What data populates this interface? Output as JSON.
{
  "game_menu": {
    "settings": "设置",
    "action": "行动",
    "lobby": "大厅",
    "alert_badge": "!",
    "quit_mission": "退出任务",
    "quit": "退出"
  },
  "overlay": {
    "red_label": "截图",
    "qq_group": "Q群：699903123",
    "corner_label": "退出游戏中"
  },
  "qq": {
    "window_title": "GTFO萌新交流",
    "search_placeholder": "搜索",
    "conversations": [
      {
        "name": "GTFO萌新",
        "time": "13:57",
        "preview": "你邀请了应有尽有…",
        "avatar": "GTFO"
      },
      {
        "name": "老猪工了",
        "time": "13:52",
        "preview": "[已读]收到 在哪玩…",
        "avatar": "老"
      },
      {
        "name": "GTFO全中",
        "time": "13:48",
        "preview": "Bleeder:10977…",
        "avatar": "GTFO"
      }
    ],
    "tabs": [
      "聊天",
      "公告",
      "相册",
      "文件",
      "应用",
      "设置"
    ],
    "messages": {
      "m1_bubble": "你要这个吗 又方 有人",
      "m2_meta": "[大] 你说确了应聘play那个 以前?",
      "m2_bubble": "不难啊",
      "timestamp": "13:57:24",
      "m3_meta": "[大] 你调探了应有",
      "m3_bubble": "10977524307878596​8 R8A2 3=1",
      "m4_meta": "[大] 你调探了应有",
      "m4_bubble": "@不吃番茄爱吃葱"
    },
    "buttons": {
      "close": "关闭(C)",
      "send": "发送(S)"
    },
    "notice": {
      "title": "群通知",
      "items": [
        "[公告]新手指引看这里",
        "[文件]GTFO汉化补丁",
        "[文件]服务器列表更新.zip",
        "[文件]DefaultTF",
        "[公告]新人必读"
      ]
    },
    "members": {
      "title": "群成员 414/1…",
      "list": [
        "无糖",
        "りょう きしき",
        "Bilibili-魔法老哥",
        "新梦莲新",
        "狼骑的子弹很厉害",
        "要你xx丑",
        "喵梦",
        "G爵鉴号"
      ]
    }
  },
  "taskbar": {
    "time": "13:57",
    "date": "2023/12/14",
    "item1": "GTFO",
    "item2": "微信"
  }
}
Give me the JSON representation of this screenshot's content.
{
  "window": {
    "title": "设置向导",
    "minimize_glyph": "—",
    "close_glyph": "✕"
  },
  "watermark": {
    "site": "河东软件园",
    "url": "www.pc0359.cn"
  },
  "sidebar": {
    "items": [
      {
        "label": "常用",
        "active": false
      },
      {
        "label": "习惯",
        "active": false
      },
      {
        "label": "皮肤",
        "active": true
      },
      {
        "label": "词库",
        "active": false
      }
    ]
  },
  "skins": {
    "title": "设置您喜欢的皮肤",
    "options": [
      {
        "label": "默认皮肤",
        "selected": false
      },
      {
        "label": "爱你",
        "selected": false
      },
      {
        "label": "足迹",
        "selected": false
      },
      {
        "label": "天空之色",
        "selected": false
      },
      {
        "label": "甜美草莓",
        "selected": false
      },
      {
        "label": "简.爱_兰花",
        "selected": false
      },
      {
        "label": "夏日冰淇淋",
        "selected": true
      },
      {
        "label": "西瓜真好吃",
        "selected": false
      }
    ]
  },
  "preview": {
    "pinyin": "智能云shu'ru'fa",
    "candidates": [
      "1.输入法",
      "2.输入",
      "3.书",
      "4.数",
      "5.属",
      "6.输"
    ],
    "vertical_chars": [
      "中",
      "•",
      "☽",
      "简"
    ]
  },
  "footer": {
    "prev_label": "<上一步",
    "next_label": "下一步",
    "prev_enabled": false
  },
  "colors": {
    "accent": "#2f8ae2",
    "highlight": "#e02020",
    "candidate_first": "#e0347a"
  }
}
::::::
| DIRECTIVE |
What is needed here is an exact reproduction of all the entries.

| REPLY TO THE TASK |
What data populates this interface? Output as JSON.
{
  "game_menu": {
    "settings": "设置",
    "action": "行动",
    "lobby": "大厅",
    "alert_badge": "!",
    "quit_mission": "退出任务",
    "quit": "退出"
  },
  "overlay": {
    "red_label": "截图",
    "qq_group": "Q群：699903123",
    "corner_label": "退出游戏中"
  },
  "qq": {
    "window_title": "GTFO萌新交流",
    "search_placeholder": "搜索",
    "conversations": [
      {
        "name": "GTFO萌新",
        "time": "13:57",
        "preview": "你邀请了应有尽有…",
        "avatar": "GTFO"
      },
      {
        "name": "老猪工了",
        "time": "13:52",
        "preview": "[已读]收到 在哪玩…",
        "avatar": "老"
      },
      {
        "name": "GTFO全中",
        "time": "13:48",
        "preview": "Bleeder:10977…",
        "avatar": "GTFO"
      }
    ],
    "tabs": [
      "聊天",
      "公告",
      "相册",
      "文件",
      "应用",
      "设置"
    ],
    "messages": {
      "m1_bubble": "你要这个吗 又方 有人",
      "m2_meta": "[大] 你说确了应聘play那个 以前?",
      "m2_bubble": "不难啊",
      "timestamp": "13:57:24",
      "m3_meta": "[大] 你调探了应有",
      "m3_bubble": "10977524307878596​8 R8A2 3=1",
      "m4_meta": "[大] 你调探了应有",
      "m4_bubble": "@不吃番茄爱吃葱"
    },
    "buttons": {
      "close": "关闭(C)",
      "send": "发送(S)"
    },
    "notice": {
      "title": "群通知",
      "items": [
        "[公告]新手指引看这里",
        "[文件]GTFO汉化补丁",
        "[文件]服务器列表更新.zip",
        "[文件]DefaultTF",
        "[公告]新人必读"
      ]
    },
    "members": {
      "title": "群成员 414/1…",
      "list": [
        "无糖",
        "りょう きしき",
        "Bilibili-魔法老哥",
        "新梦莲新",
        "狼骑的子弹很厉害",
        "要你xx丑",
        "喵梦",
        "G爵鉴号"
      ]
    }
  },
  "taskbar": {
    "time": "13:57",
    "date": "2023/12/14",
    "item1": "GTFO",
    "item2": "微信"
  }
}
Give me the JSON representation of this screenshot's content.
{
  "window": {
    "title": "设置向导",
    "minimize_glyph": "—",
    "close_glyph": "✕"
  },
  "watermark": {
    "site": "河东软件园",
    "url": "www.pc0359.cn"
  },
  "sidebar": {
    "items": [
      {
        "label": "常用",
        "active": false
      },
      {
        "label": "习惯",
        "active": false
      },
      {
        "label": "皮肤",
        "active": true
      },
      {
        "label": "词库",
        "active": false
      }
    ]
  },
  "skins": {
    "title": "设置您喜欢的皮肤",
    "options": [
      {
        "label": "默认皮肤",
        "selected": false
      },
      {
        "label": "爱你",
        "selected": false
      },
      {
        "label": "足迹",
        "selected": false
      },
      {
        "label": "天空之色",
        "selected": false
      },
      {
        "label": "甜美草莓",
        "selected": false
      },
      {
        "label": "简.爱_兰花",
        "selected": false
      },
      {
        "label": "夏日冰淇淋",
        "selected": true
      },
      {
        "label": "西瓜真好吃",
        "selected": false
      }
    ]
  },
  "preview": {
    "pinyin": "智能云shu'ru'fa",
    "candidates": [
      "1.输入法",
      "2.输入",
      "3.书",
      "4.数",
      "5.属",
      "6.输"
    ],
    "vertical_chars": [
      "中",
      "•",
      "☽",
      "简"
    ]
  },
  "footer": {
    "prev_label": "<上一步",
    "next_label": "下一步",
    "prev_enabled": false
  },
  "colors": {
    "accent": "#2f8ae2",
    "highlight": "#e02020",
    "candidate_first": "#e0347a"
  }
}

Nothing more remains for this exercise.